**Reading text**

□ □ □ □

Exercise 1.1: Environment Setup (30 min)

# Verify CUDA installation
nvcc --version
nvidia-smi
 
# Compile and run deviceQuery sample
cd /usr/local/cuda/samples/1_Utilities/deviceQuery
make
./deviceQuery

Goal: Confirm working CUDA environment and understand GPU specifications

Exercise 1.2: Hello CUDA (45 min)

File: hello_cuda.cu

#include <cuda_runtime.h>
#include <stdio.h>
 
__global__ void helloFromGPU() {
    printf("Hello from GPU thread %d in block %d\n", 
           threadIdx.x, blockIdx.x);
}
 
int main() {
    printf("Hello from CPU\n");
    helloFromGPU<<<2, 4>>>();
    cudaDeviceSynchronize();
    return 0;
}

Task: Modify to use different grid/block configurations and observe output patterns Goal: Understand basic kernel launch syntax and thread indexing

Exercise 1.3: GPU Memory Investigation (30 min)

Task: Use deviceQuery output to answer:

  • What is your GPU’s compute capability?
  • How much global memory does it have?
  • How many multiprocessors?
  • What is the maximum threads per block?

Goal: Connect hardware specifications to programming limitations


Week 2: CUDA Fundamentals - Memory & Kernels

📚 Required Readings & Videos (4-5 hours)

  1. CUDA Programming Guide - Chapter 2 (1.5 hours)
  2. CUDA Memory Management (45 min)
  3. FreeCodeCamp CUDA Course - Hours 2-4 (2 hours)
  4. Understanding CUDA Grid and Block Dimensions (30 min)

🎯 What You Should Learn

  • Thread Hierarchy: Grids, blocks, threads, and their indexing
  • Memory Management: cudaMalloc, cudaMemcpy, cudaFree
  • Kernel Syntax: __global__, __device__, __host__ qualifiers
  • Error Handling: cudaError_t and proper error checking

💬 Discussion Points for Group Meeting

  1. “Why is the thread hierarchy organized as grid→block→thread instead of a flat structure?”
  2. “What are the advantages and disadvantages of explicit memory management?”

□ □ □ □

**What you are asked to do**
Reproduce the passage of the CUDA course excerpt that begins with the words containing "Goal: Connect hardware" and ends with "Management (45 min)". Work only from the CUDA course excerpt above.

**Material**
□ □ □ □

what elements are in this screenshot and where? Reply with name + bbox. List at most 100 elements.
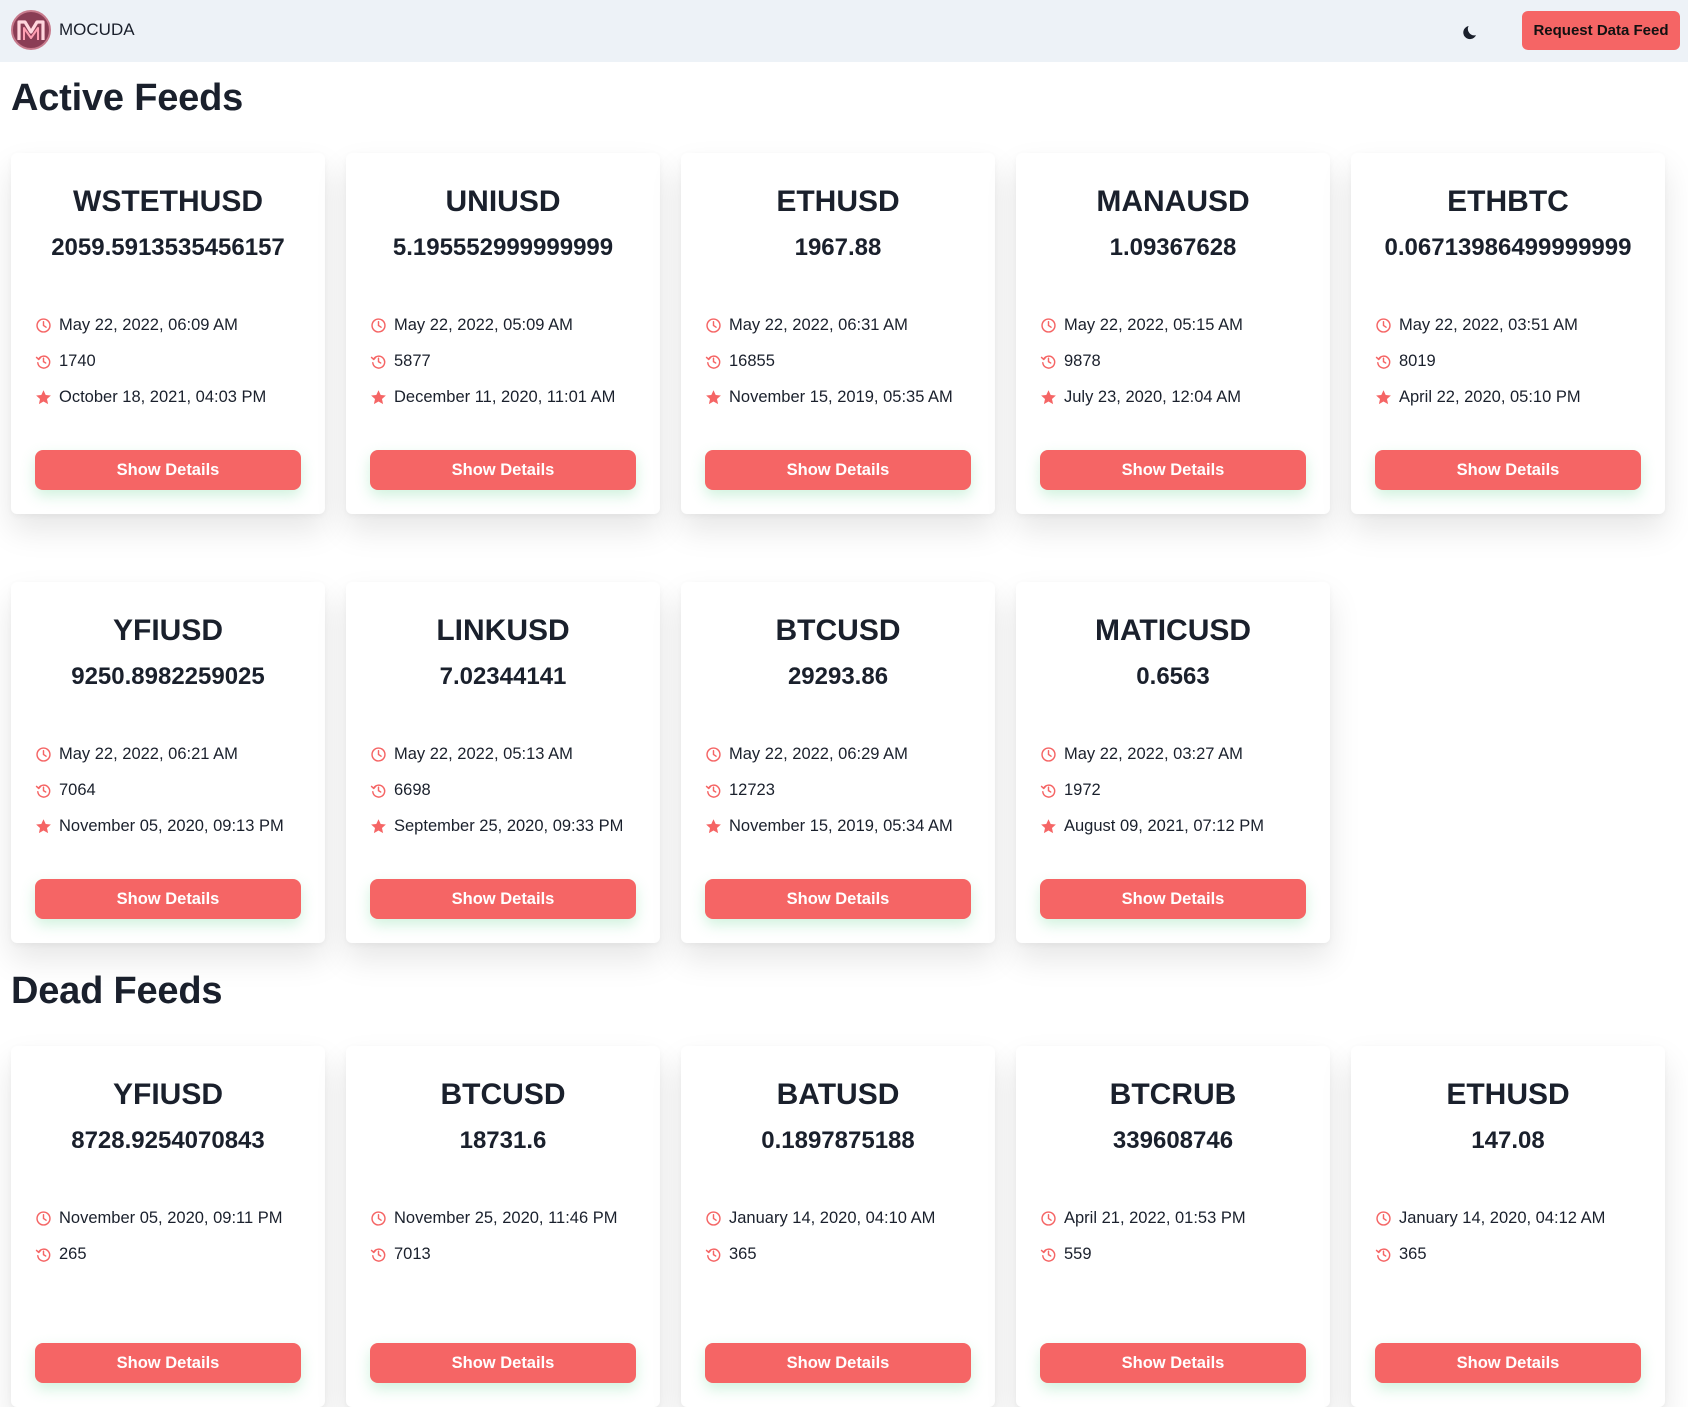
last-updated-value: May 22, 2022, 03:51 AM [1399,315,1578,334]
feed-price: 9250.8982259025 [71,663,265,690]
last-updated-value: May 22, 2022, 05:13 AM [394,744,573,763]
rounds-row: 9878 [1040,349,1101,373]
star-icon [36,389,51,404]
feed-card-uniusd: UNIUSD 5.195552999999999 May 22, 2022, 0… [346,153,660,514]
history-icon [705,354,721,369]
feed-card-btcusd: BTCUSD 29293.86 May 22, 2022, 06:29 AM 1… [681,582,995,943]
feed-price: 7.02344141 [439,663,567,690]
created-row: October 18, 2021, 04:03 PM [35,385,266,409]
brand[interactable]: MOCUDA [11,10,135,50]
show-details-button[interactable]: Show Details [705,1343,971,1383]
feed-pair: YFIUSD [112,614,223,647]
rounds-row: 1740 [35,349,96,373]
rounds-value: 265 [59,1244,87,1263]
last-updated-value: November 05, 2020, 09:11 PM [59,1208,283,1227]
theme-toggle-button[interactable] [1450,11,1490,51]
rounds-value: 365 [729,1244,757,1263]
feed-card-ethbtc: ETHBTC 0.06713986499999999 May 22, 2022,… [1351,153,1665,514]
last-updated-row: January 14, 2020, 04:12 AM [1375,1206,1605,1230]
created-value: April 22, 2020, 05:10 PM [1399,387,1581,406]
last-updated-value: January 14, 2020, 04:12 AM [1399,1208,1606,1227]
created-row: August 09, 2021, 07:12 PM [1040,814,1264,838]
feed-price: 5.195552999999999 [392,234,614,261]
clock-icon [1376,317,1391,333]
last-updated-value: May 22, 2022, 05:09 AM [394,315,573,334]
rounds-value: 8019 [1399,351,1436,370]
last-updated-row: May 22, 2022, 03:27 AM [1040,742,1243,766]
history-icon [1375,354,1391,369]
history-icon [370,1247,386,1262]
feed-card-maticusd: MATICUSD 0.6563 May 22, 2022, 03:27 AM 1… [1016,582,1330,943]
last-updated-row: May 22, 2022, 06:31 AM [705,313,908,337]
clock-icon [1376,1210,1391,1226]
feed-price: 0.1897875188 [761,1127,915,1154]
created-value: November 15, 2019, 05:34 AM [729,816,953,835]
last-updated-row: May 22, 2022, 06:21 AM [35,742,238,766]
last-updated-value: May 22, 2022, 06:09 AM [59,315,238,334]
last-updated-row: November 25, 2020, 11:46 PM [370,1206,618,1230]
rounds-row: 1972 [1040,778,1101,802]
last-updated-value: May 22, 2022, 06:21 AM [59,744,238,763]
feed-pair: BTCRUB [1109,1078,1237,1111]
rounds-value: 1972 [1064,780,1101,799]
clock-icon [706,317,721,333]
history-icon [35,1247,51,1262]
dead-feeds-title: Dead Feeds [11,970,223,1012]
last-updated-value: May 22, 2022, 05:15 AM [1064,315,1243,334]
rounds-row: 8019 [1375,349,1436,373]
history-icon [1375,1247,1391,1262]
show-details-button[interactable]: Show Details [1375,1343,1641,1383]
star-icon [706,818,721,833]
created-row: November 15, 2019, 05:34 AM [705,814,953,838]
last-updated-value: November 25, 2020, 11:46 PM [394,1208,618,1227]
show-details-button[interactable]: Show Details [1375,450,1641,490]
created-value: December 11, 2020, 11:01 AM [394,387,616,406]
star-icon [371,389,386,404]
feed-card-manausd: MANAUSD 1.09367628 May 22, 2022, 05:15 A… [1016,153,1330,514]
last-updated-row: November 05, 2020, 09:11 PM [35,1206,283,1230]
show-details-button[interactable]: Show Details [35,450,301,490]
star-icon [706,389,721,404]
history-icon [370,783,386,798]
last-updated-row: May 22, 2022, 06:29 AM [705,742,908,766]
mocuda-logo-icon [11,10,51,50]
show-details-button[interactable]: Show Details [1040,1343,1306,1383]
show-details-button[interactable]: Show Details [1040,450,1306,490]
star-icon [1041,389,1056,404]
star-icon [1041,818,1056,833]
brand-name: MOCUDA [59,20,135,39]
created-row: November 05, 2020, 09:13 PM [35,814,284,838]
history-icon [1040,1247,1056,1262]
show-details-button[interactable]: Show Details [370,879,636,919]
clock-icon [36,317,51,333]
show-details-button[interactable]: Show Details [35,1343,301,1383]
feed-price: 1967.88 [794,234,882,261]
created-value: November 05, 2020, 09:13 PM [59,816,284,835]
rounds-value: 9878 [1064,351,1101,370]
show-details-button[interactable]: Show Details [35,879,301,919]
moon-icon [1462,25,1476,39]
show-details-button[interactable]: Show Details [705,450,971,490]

□ □ □ □

**Solution for this task**
Goal: Connect hardware specifications to programming limitations


Week 2: CUDA Fundamentals - Memory & Kernels

📚 Required Readings & Videos (4-5 hours)

  1. CUDA Programming Guide - Chapter 2 (1.5 hours)
  2. CUDA Memory Management (45 min)